--- STATED PROBLEM ---
Set the data down again, exactly as it reads, but without the pictures.

(Items from a figure collection)
===============

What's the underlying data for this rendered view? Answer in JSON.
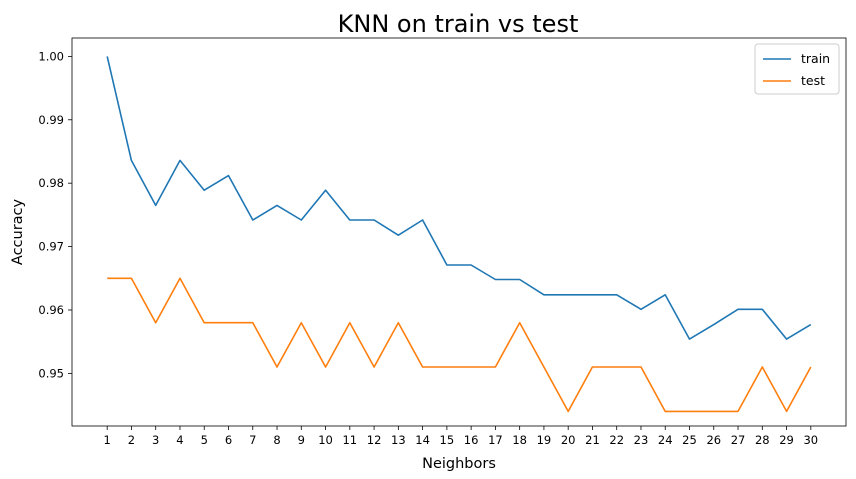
{
  "chart_data": {
    "type": "line",
    "title": "KNN on train vs test",
    "xlabel": "Neighbors",
    "ylabel": "Accuracy",
    "x": [
      1,
      2,
      3,
      4,
      5,
      6,
      7,
      8,
      9,
      10,
      11,
      12,
      13,
      14,
      15,
      16,
      17,
      18,
      19,
      20,
      21,
      22,
      23,
      24,
      25,
      26,
      27,
      28,
      29,
      30
    ],
    "xlim": [
      -0.45,
      31.45
    ],
    "ylim": [
      0.9417,
      1.0029
    ],
    "yticks": [
      0.95,
      0.96,
      0.97,
      0.98,
      0.99,
      1.0
    ],
    "ytick_labels": [
      "0.95",
      "0.96",
      "0.97",
      "0.98",
      "0.99",
      "1.00"
    ],
    "grid": false,
    "legend": "top-right",
    "series": [
      {
        "name": "train",
        "color": "#1f77b4",
        "values": [
          1.0,
          0.9836,
          0.9765,
          0.9836,
          0.9789,
          0.9812,
          0.9742,
          0.9765,
          0.9742,
          0.9789,
          0.9742,
          0.9742,
          0.9718,
          0.9742,
          0.9671,
          0.9671,
          0.9648,
          0.9648,
          0.9624,
          0.9624,
          0.9624,
          0.9624,
          0.9601,
          0.9624,
          0.9554,
          0.9577,
          0.9601,
          0.9601,
          0.9554,
          0.9577
        ]
      },
      {
        "name": "test",
        "color": "#ff7f0e",
        "values": [
          0.965,
          0.965,
          0.958,
          0.965,
          0.958,
          0.958,
          0.958,
          0.951,
          0.958,
          0.951,
          0.958,
          0.951,
          0.958,
          0.951,
          0.951,
          0.951,
          0.951,
          0.958,
          0.951,
          0.944,
          0.951,
          0.951,
          0.951,
          0.944,
          0.944,
          0.944,
          0.944,
          0.951,
          0.944,
          0.951
        ]
      }
    ]
  }
}
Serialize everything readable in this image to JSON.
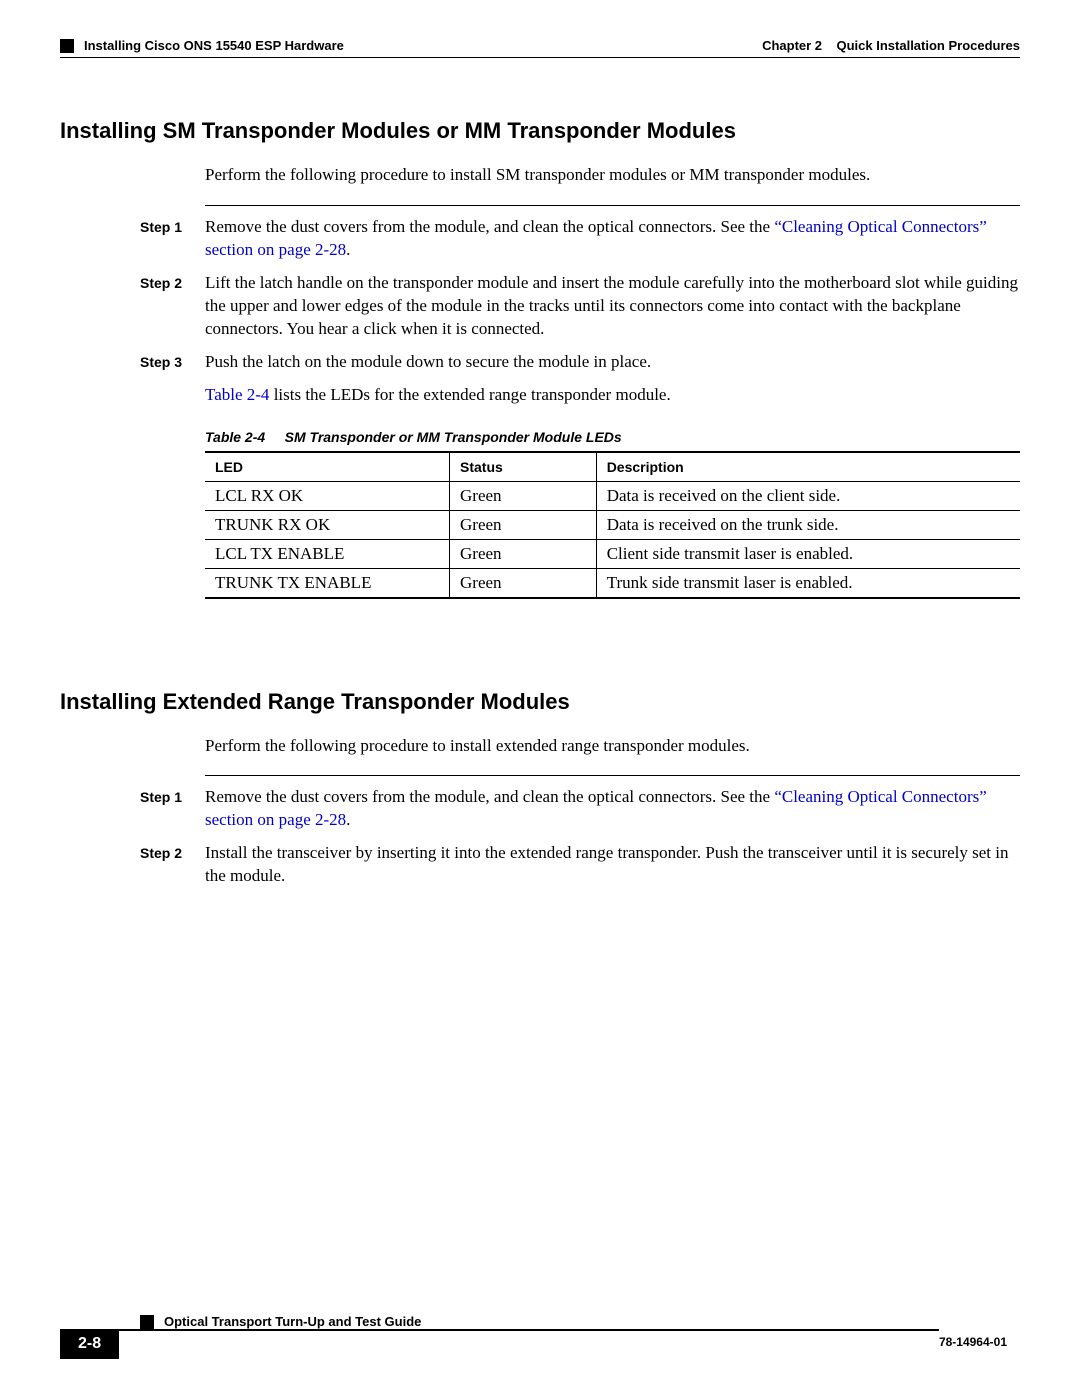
{
  "header": {
    "left_square": true,
    "left_text": "Installing Cisco ONS 15540 ESP Hardware",
    "right_chapter": "Chapter 2",
    "right_title": "Quick Installation Procedures"
  },
  "section1": {
    "heading": "Installing SM Transponder Modules or MM Transponder Modules",
    "intro": "Perform the following procedure to install SM transponder modules or MM transponder modules.",
    "steps": [
      {
        "label": "Step 1",
        "pre": "Remove the dust covers from the module, and clean the optical connectors. See the ",
        "link": "“Cleaning Optical Connectors” section on page 2-28",
        "post": "."
      },
      {
        "label": "Step 2",
        "text": "Lift the latch handle on the transponder module and insert the module carefully into the motherboard slot while guiding the upper and lower edges of the module in the tracks until its connectors come into contact with the backplane connectors. You hear a click when it is connected."
      },
      {
        "label": "Step 3",
        "text": "Push the latch on the module down to secure the module in place."
      }
    ],
    "ref_link": "Table 2-4",
    "ref_rest": " lists the LEDs for the extended range transponder module.",
    "table_caption_label": "Table 2-4",
    "table_caption_title": "SM Transponder or MM Transponder Module LEDs",
    "table": {
      "columns": [
        "LED",
        "Status",
        "Description"
      ],
      "col_widths": [
        "30%",
        "18%",
        "52%"
      ],
      "rows": [
        [
          "LCL RX OK",
          "Green",
          "Data is received on the client side."
        ],
        [
          "TRUNK RX OK",
          "Green",
          "Data is received on the trunk side."
        ],
        [
          "LCL TX ENABLE",
          "Green",
          "Client side transmit laser is enabled."
        ],
        [
          "TRUNK TX ENABLE",
          "Green",
          "Trunk side transmit laser is enabled."
        ]
      ]
    }
  },
  "section2": {
    "heading": "Installing Extended Range Transponder Modules",
    "intro": "Perform the following procedure to install extended range transponder modules.",
    "steps": [
      {
        "label": "Step 1",
        "pre": "Remove the dust covers from the module, and clean the optical connectors. See the ",
        "link": "“Cleaning Optical Connectors” section on page 2-28",
        "post": "."
      },
      {
        "label": "Step 2",
        "text": "Install the transceiver by inserting it into the extended range transponder. Push the transceiver until it is securely set in the module."
      }
    ]
  },
  "footer": {
    "guide": "Optical Transport Turn-Up and Test Guide",
    "page": "2-8",
    "docid": "78-14964-01"
  },
  "colors": {
    "link": "#0000cc",
    "text": "#000000",
    "background": "#ffffff"
  }
}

===============

--- IN RESPONSE ---
What's the underlying data for this rendered view? Answer in JSON.
{
  "chart_data": {
    "type": "line",
    "title": "KNN on train vs test",
    "xlabel": "Neighbors",
    "ylabel": "Accuracy",
    "x": [
      1,
      2,
      3,
      4,
      5,
      6,
      7,
      8,
      9,
      10,
      11,
      12,
      13,
      14,
      15,
      16,
      17,
      18,
      19,
      20,
      21,
      22,
      23,
      24,
      25,
      26,
      27,
      28,
      29,
      30
    ],
    "xlim": [
      -0.45,
      31.45
    ],
    "ylim": [
      0.9417,
      1.0029
    ],
    "yticks": [
      0.95,
      0.96,
      0.97,
      0.98,
      0.99,
      1.0
    ],
    "ytick_labels": [
      "0.95",
      "0.96",
      "0.97",
      "0.98",
      "0.99",
      "1.00"
    ],
    "grid": false,
    "legend": "top-right",
    "series": [
      {
        "name": "train",
        "color": "#1f77b4",
        "values": [
          1.0,
          0.9836,
          0.9765,
          0.9836,
          0.9789,
          0.9812,
          0.9742,
          0.9765,
          0.9742,
          0.9789,
          0.9742,
          0.9742,
          0.9718,
          0.9742,
          0.9671,
          0.9671,
          0.9648,
          0.9648,
          0.9624,
          0.9624,
          0.9624,
          0.9624,
          0.9601,
          0.9624,
          0.9554,
          0.9577,
          0.9601,
          0.9601,
          0.9554,
          0.9577
        ]
      },
      {
        "name": "test",
        "color": "#ff7f0e",
        "values": [
          0.965,
          0.965,
          0.958,
          0.965,
          0.958,
          0.958,
          0.958,
          0.951,
          0.958,
          0.951,
          0.958,
          0.951,
          0.958,
          0.951,
          0.951,
          0.951,
          0.951,
          0.958,
          0.951,
          0.944,
          0.951,
          0.951,
          0.951,
          0.944,
          0.944,
          0.944,
          0.944,
          0.951,
          0.944,
          0.951
        ]
      }
    ]
  }
}
Serialize everything readable in this image to JSON.
{
  "header": {
    "left_square": true,
    "left_text": "Installing Cisco ONS 15540 ESP Hardware",
    "right_chapter": "Chapter 2",
    "right_title": "Quick Installation Procedures"
  },
  "section1": {
    "heading": "Installing SM Transponder Modules or MM Transponder Modules",
    "intro": "Perform the following procedure to install SM transponder modules or MM transponder modules.",
    "steps": [
      {
        "label": "Step 1",
        "pre": "Remove the dust covers from the module, and clean the optical connectors. See the ",
        "link": "“Cleaning Optical Connectors” section on page 2-28",
        "post": "."
      },
      {
        "label": "Step 2",
        "text": "Lift the latch handle on the transponder module and insert the module carefully into the motherboard slot while guiding the upper and lower edges of the module in the tracks until its connectors come into contact with the backplane connectors. You hear a click when it is connected."
      },
      {
        "label": "Step 3",
        "text": "Push the latch on the module down to secure the module in place."
      }
    ],
    "ref_link": "Table 2-4",
    "ref_rest": " lists the LEDs for the extended range transponder module.",
    "table_caption_label": "Table 2-4",
    "table_caption_title": "SM Transponder or MM Transponder Module LEDs",
    "table": {
      "columns": [
        "LED",
        "Status",
        "Description"
      ],
      "col_widths": [
        "30%",
        "18%",
        "52%"
      ],
      "rows": [
        [
          "LCL RX OK",
          "Green",
          "Data is received on the client side."
        ],
        [
          "TRUNK RX OK",
          "Green",
          "Data is received on the trunk side."
        ],
        [
          "LCL TX ENABLE",
          "Green",
          "Client side transmit laser is enabled."
        ],
        [
          "TRUNK TX ENABLE",
          "Green",
          "Trunk side transmit laser is enabled."
        ]
      ]
    }
  },
  "section2": {
    "heading": "Installing Extended Range Transponder Modules",
    "intro": "Perform the following procedure to install extended range transponder modules.",
    "steps": [
      {
        "label": "Step 1",
        "pre": "Remove the dust covers from the module, and clean the optical connectors. See the ",
        "link": "“Cleaning Optical Connectors” section on page 2-28",
        "post": "."
      },
      {
        "label": "Step 2",
        "text": "Install the transceiver by inserting it into the extended range transponder. Push the transceiver until it is securely set in the module."
      }
    ]
  },
  "footer": {
    "guide": "Optical Transport Turn-Up and Test Guide",
    "page": "2-8",
    "docid": "78-14964-01"
  },
  "colors": {
    "link": "#0000cc",
    "text": "#000000",
    "background": "#ffffff"
  }
}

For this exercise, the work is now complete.